* Required task *
Return each line of the records holding the string "ylabel".

* Input for this task *
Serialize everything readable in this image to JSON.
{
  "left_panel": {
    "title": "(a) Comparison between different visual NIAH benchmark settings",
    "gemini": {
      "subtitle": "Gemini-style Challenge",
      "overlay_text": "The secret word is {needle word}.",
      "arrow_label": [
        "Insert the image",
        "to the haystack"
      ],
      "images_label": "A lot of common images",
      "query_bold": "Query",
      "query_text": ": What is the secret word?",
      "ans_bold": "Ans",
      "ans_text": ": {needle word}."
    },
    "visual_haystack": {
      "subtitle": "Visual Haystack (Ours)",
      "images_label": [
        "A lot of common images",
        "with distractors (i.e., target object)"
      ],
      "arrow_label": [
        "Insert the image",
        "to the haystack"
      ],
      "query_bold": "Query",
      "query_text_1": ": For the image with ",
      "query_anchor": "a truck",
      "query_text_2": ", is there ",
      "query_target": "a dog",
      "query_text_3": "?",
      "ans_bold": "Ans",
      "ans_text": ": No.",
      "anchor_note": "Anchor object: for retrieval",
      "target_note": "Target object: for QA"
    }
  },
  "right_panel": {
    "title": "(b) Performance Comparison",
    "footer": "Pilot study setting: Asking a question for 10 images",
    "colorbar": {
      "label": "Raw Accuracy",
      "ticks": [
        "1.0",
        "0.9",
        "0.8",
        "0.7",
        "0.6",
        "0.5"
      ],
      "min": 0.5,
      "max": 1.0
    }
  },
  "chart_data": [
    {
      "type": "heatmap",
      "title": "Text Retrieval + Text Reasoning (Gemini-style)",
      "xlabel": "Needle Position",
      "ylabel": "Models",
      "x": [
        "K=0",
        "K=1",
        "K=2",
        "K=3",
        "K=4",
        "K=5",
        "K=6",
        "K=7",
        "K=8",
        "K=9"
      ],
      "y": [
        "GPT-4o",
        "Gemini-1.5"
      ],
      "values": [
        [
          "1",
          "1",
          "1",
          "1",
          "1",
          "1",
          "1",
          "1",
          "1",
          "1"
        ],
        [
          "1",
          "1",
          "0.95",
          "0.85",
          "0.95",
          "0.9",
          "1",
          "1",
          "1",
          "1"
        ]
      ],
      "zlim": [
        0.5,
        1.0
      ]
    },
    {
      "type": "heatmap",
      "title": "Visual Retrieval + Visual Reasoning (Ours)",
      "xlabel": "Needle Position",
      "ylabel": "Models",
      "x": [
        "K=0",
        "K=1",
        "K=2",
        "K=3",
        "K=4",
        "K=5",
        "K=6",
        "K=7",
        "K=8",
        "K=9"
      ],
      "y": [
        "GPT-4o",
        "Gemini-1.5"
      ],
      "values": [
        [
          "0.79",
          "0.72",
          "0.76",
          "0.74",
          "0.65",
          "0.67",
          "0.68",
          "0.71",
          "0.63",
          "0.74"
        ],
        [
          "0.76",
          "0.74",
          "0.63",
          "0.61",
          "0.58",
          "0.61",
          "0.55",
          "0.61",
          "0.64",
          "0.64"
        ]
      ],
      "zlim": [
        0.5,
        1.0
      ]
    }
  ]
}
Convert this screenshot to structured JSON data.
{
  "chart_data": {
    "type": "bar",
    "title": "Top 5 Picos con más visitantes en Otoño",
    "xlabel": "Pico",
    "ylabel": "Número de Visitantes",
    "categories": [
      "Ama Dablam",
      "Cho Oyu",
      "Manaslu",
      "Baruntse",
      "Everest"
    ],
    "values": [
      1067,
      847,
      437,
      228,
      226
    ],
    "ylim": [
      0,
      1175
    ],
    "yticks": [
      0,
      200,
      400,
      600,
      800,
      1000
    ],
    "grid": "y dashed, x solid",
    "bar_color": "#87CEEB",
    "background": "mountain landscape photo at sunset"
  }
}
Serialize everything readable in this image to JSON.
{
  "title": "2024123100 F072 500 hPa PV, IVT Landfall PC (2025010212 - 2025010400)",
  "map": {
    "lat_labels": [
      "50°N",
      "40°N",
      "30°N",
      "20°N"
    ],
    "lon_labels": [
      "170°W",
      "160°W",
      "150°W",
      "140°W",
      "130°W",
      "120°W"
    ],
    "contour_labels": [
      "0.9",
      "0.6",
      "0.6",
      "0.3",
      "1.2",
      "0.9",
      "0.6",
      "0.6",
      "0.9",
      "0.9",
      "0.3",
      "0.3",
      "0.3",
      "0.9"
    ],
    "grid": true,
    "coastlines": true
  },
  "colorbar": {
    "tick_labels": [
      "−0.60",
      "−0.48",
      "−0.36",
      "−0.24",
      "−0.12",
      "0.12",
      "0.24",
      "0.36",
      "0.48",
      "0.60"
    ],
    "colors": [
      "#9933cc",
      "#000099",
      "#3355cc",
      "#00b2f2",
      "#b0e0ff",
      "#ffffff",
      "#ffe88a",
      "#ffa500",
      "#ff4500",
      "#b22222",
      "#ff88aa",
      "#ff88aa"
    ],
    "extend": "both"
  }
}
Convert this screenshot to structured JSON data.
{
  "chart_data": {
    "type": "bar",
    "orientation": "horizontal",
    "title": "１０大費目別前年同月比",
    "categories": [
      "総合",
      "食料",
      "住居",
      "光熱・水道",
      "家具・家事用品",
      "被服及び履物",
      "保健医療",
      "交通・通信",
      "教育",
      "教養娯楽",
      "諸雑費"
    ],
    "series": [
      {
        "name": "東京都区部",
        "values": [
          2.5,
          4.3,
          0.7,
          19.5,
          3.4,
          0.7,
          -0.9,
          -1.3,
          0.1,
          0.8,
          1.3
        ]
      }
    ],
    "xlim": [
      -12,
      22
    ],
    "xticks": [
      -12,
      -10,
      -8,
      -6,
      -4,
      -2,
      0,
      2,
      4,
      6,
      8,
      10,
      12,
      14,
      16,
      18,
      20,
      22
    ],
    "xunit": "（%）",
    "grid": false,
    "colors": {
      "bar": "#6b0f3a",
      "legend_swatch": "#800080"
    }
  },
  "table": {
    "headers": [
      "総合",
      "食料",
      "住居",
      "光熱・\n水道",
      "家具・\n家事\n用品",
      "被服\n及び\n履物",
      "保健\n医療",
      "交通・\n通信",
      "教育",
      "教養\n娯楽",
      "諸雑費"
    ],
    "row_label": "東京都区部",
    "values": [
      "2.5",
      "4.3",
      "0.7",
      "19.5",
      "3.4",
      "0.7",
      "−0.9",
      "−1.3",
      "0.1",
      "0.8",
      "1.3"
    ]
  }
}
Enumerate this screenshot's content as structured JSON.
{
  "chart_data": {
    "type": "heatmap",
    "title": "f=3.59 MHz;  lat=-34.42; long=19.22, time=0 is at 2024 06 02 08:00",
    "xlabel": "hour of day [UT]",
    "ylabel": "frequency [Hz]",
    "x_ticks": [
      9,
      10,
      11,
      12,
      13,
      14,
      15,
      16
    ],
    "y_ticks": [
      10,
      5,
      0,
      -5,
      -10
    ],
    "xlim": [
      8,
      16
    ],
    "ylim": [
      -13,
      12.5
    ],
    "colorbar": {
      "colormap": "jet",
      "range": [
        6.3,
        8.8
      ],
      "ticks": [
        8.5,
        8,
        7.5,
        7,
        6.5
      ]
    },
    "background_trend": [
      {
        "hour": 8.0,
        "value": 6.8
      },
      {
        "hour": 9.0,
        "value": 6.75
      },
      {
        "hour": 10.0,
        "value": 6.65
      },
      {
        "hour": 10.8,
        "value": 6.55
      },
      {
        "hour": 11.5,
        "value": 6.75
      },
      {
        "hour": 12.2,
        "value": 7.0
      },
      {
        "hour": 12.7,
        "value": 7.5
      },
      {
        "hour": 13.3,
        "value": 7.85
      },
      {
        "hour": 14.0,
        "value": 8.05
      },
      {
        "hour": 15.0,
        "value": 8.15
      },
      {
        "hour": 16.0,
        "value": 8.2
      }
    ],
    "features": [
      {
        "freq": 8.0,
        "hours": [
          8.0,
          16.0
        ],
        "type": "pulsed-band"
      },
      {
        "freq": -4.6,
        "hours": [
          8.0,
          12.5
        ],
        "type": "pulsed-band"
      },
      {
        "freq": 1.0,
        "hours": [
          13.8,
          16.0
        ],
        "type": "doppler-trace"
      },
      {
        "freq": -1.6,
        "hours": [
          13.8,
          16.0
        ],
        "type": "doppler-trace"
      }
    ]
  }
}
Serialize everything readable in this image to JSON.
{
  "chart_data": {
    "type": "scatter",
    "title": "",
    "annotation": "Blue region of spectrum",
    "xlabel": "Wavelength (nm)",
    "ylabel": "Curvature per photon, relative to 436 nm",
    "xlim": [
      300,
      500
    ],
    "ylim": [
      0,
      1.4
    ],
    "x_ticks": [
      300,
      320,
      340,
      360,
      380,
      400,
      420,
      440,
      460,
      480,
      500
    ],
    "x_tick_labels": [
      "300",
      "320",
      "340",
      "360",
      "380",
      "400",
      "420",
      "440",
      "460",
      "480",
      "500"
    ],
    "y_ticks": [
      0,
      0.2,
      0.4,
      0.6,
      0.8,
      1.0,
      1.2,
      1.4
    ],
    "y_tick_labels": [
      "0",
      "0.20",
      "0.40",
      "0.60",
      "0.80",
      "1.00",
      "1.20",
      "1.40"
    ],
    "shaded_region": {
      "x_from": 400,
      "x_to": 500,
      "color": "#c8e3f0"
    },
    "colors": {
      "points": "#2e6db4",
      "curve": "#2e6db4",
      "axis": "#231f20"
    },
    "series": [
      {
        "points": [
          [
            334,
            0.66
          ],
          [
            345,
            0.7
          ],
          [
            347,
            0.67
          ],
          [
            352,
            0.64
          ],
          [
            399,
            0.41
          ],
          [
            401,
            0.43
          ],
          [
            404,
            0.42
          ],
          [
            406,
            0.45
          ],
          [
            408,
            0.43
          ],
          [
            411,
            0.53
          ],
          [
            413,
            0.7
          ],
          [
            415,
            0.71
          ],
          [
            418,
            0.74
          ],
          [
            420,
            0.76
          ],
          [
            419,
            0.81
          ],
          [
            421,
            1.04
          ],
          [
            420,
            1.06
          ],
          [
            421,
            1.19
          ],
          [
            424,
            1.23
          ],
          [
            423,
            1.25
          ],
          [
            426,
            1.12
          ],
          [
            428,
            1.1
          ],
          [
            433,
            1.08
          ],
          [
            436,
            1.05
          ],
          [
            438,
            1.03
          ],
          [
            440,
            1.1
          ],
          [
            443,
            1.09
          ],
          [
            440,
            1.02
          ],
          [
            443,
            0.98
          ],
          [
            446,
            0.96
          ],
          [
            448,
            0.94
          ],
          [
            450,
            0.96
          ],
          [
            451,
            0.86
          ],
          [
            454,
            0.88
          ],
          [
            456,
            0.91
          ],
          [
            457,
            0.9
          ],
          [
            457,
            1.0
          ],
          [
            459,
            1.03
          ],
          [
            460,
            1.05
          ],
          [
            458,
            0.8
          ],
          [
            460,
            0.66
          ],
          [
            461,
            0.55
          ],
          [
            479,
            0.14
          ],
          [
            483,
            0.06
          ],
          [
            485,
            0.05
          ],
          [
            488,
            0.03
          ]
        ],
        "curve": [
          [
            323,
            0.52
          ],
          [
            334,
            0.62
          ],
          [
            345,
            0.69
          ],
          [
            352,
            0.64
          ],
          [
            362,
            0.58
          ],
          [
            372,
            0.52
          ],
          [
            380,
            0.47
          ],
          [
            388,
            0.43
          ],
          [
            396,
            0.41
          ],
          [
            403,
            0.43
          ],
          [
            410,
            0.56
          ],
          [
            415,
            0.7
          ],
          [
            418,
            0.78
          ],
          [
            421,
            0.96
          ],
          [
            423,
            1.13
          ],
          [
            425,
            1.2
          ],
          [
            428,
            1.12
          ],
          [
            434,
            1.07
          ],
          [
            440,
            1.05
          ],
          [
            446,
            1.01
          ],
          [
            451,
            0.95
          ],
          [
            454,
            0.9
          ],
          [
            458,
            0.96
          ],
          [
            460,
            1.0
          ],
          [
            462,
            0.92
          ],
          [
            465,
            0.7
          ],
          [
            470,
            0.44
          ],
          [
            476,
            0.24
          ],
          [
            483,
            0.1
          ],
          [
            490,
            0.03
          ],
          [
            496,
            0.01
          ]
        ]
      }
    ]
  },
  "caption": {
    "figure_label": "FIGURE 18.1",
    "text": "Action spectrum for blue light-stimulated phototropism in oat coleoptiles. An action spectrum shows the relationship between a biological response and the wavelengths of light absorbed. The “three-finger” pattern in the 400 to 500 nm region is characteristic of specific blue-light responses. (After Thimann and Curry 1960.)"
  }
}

* The solution *
      "ylabel": "Models",
      "ylabel": "Models",
    "ylabel": "Número de Visitantes",
    "ylabel": "frequency [Hz]",
    "ylabel": "Curvature per photon, relative to 436 nm",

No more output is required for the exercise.